§ **Given exercise**
Gather all lines in the data that hold the string "used".

"""

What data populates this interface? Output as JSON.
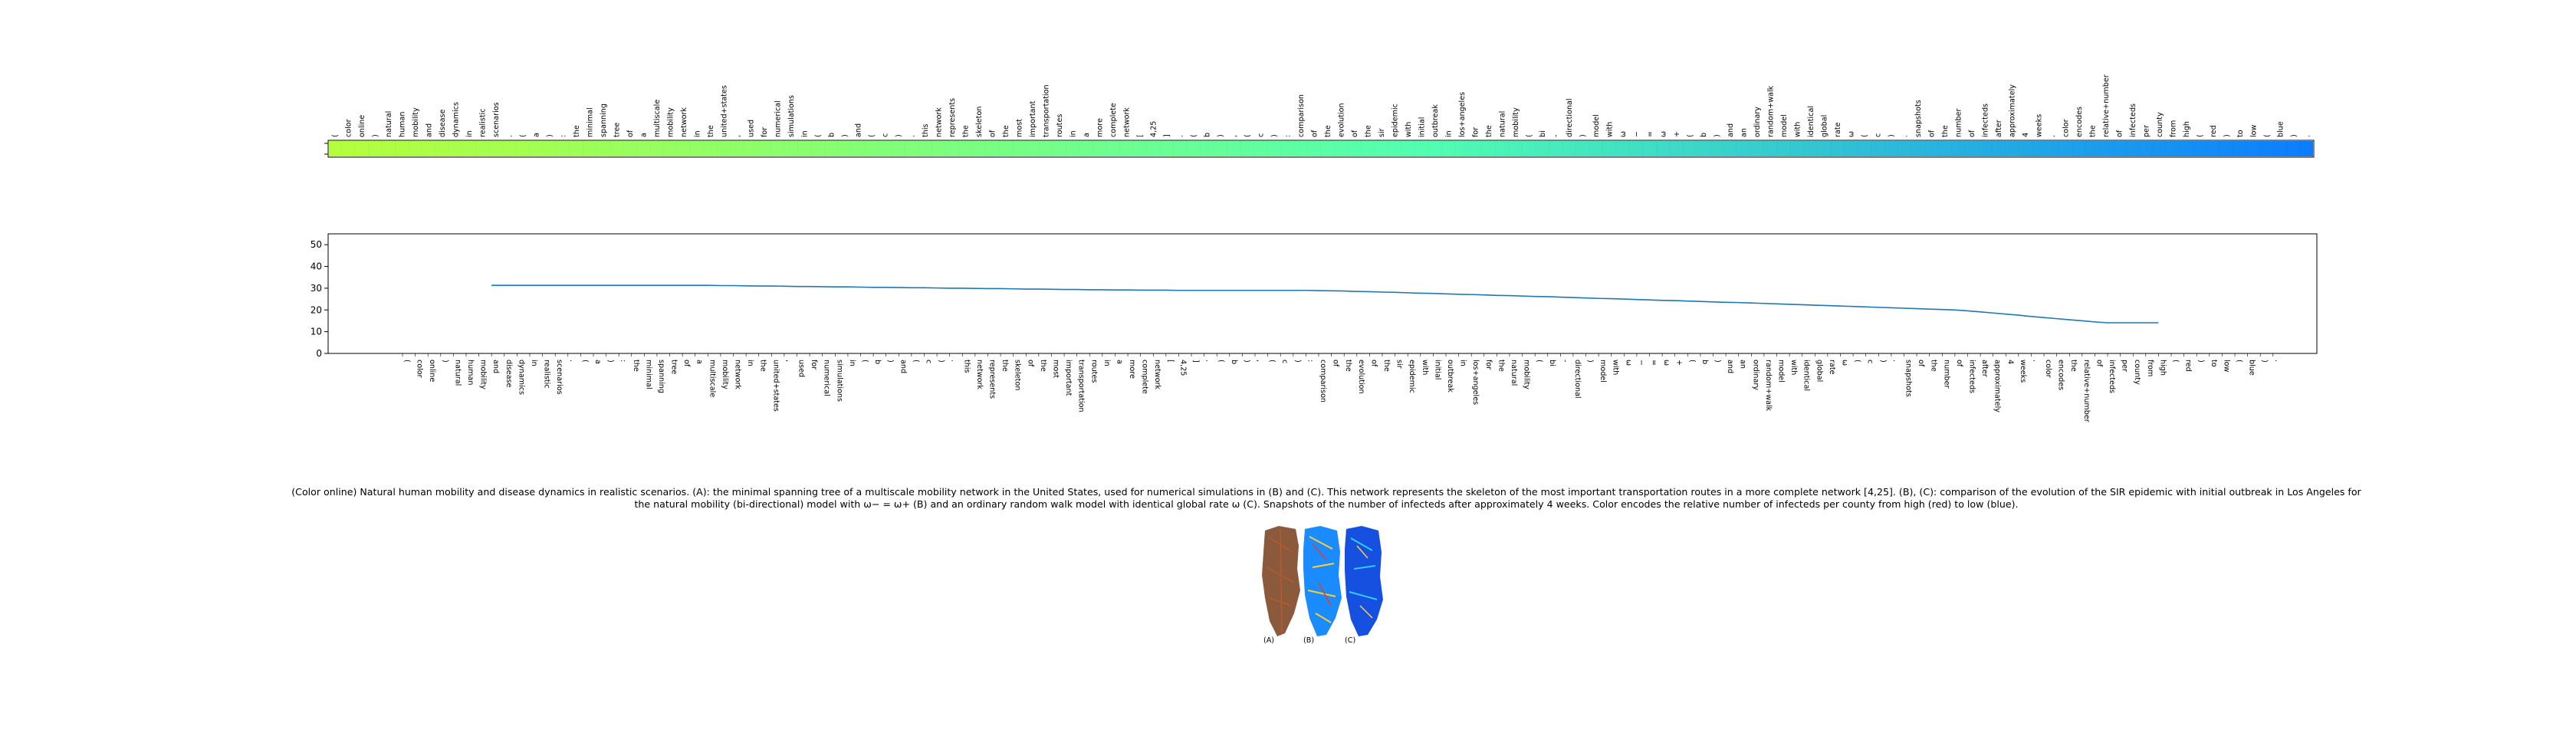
{
  "caption": "(Color online) Natural human mobility and disease dynamics in realistic scenarios. (A): the minimal spanning tree of a multiscale mobility network in the United States, used for numerical simulations in (B) and (C). This network represents the skeleton of the most important transportation routes in a more complete network [4,25]. (B), (C): comparison of the evolution of the SIR epidemic with initial outbreak in Los Angeles for the natural mobility (bi-directional) model with ω− = ω+ (B) and an ordinary random walk model with identical global rate ω (C). Snapshots of the number of infecteds after approximately 4 weeks. Color encodes the relative number of infecteds per county from high (red) to low (blue).",
  "colors": {
    "line": "#1f77b4",
    "heat_start": "#b4ff3c",
    "heat_mid": "#52ffb0",
    "heat_end": "#0a7dff",
    "map_a": "#8b5a3c",
    "map_b": "#1a8cff",
    "map_c": "#1550e0"
  },
  "chart_data": [
    {
      "type": "heatmap",
      "tokens": [
        "(",
        "color",
        "online",
        ")",
        "natural",
        "human",
        "mobility",
        "and",
        "disease",
        "dynamics",
        "in",
        "realistic",
        "scenarios",
        ".",
        "(",
        "a",
        ")",
        ":",
        "the",
        "minimal",
        "spanning",
        "tree",
        "of",
        "a",
        "multiscale",
        "mobility",
        "network",
        "in",
        "the",
        "united+states",
        ",",
        "used",
        "for",
        "numerical",
        "simulations",
        "in",
        "(",
        "b",
        ")",
        "and",
        "(",
        "c",
        ")",
        ".",
        "this",
        "network",
        "represents",
        "the",
        "skeleton",
        "of",
        "the",
        "most",
        "important",
        "transportation",
        "routes",
        "in",
        "a",
        "more",
        "complete",
        "network",
        "[",
        "4,25",
        "]",
        ".",
        "(",
        "b",
        ")",
        ",",
        "(",
        "c",
        ")",
        ":",
        "comparison",
        "of",
        "the",
        "evolution",
        "of",
        "the",
        "sir",
        "epidemic",
        "with",
        "initial",
        "outbreak",
        "in",
        "los+angeles",
        "for",
        "the",
        "natural",
        "mobility",
        "(",
        "bi",
        "-",
        "directional",
        ")",
        "model",
        "with",
        "ω",
        "−",
        "=",
        "ω",
        "+",
        "(",
        "b",
        ")",
        "and",
        "an",
        "ordinary",
        "random+walk",
        "model",
        "with",
        "identical",
        "global",
        "rate",
        "ω",
        "(",
        "c",
        ")",
        ".",
        "snapshots",
        "of",
        "the",
        "number",
        "of",
        "infecteds",
        "after",
        "approximately",
        "4",
        "weeks",
        ".",
        "color",
        "encodes",
        "the",
        "relative+number",
        "of",
        "infecteds",
        "per",
        "county",
        "from",
        "high",
        "(",
        "red",
        ")",
        "to",
        "low",
        "(",
        "blue",
        ")",
        "."
      ],
      "colormap": [
        "#b4ff3c",
        "#52ffb0",
        "#0a7dff"
      ],
      "tick_count": 2
    },
    {
      "type": "line",
      "x_labels_source": "tokens",
      "series": [
        {
          "values": [
            null,
            null,
            null,
            null,
            null,
            null,
            null,
            31.3,
            31.3,
            31.3,
            31.3,
            31.3,
            31.3,
            31.3,
            31.3,
            31.3,
            31.3,
            31.3,
            31.3,
            31.3,
            31.3,
            31.3,
            31.3,
            31.3,
            31.3,
            31.2,
            31.2,
            31.1,
            31.0,
            31.0,
            30.9,
            30.8,
            30.8,
            30.7,
            30.6,
            30.6,
            30.5,
            30.4,
            30.4,
            30.3,
            30.2,
            30.2,
            30.1,
            30.0,
            30.0,
            29.9,
            29.8,
            29.8,
            29.7,
            29.6,
            29.6,
            29.5,
            29.4,
            29.4,
            29.3,
            29.3,
            29.2,
            29.2,
            29.1,
            29.1,
            29.1,
            29.0,
            29.0,
            29.0,
            29.0,
            29.0,
            29.0,
            29.0,
            29.0,
            29.0,
            29.0,
            29.0,
            28.9,
            28.8,
            28.7,
            28.5,
            28.4,
            28.2,
            28.1,
            27.9,
            27.7,
            27.6,
            27.4,
            27.2,
            27.1,
            26.9,
            26.7,
            26.6,
            26.4,
            26.2,
            26.1,
            25.9,
            25.7,
            25.5,
            25.3,
            25.2,
            25.0,
            24.8,
            24.6,
            24.4,
            24.3,
            24.1,
            23.9,
            23.7,
            23.5,
            23.4,
            23.2,
            23.0,
            22.8,
            22.6,
            22.4,
            22.2,
            22.0,
            21.8,
            21.6,
            21.4,
            21.2,
            21.0,
            20.8,
            20.6,
            20.4,
            20.2,
            20.0,
            19.6,
            19.1,
            18.6,
            18.1,
            17.6,
            17.0,
            16.5,
            16.0,
            15.5,
            15.0,
            14.5,
            14.1,
            14.1,
            14.1,
            14.1,
            14.1,
            null,
            null,
            null,
            null,
            null,
            null
          ]
        }
      ],
      "yticks": [
        "0",
        "10",
        "20",
        "30",
        "40",
        "50"
      ],
      "ylim": [
        0,
        55
      ]
    }
  ],
  "thumbnails": [
    {
      "label": "(A)"
    },
    {
      "label": "(B)"
    },
    {
      "label": "(C)"
    }
  ]
}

"""

§ **Full output**
  "caption": "(Color online) Natural human mobility and disease dynamics in realistic scenarios. (A): the minimal spanning tree of a multiscale mobility network in the United States, used for numerical simulations in (B) and (C). This network represents the skeleton of the most important transportation routes in a more complete network [4,25]. (B), (C): comparison of the evolution of the SIR epidemic with initial outbreak in Los Angeles for the natural mobility (bi-directional) model with ω− = ω+ (B) and an ordinary random walk model with identical global rate ω (C). Snapshots of the number of infecteds after approximately 4 weeks. Color encodes the relative number of infecteds per county from high (red) to low (blue).",
        "used",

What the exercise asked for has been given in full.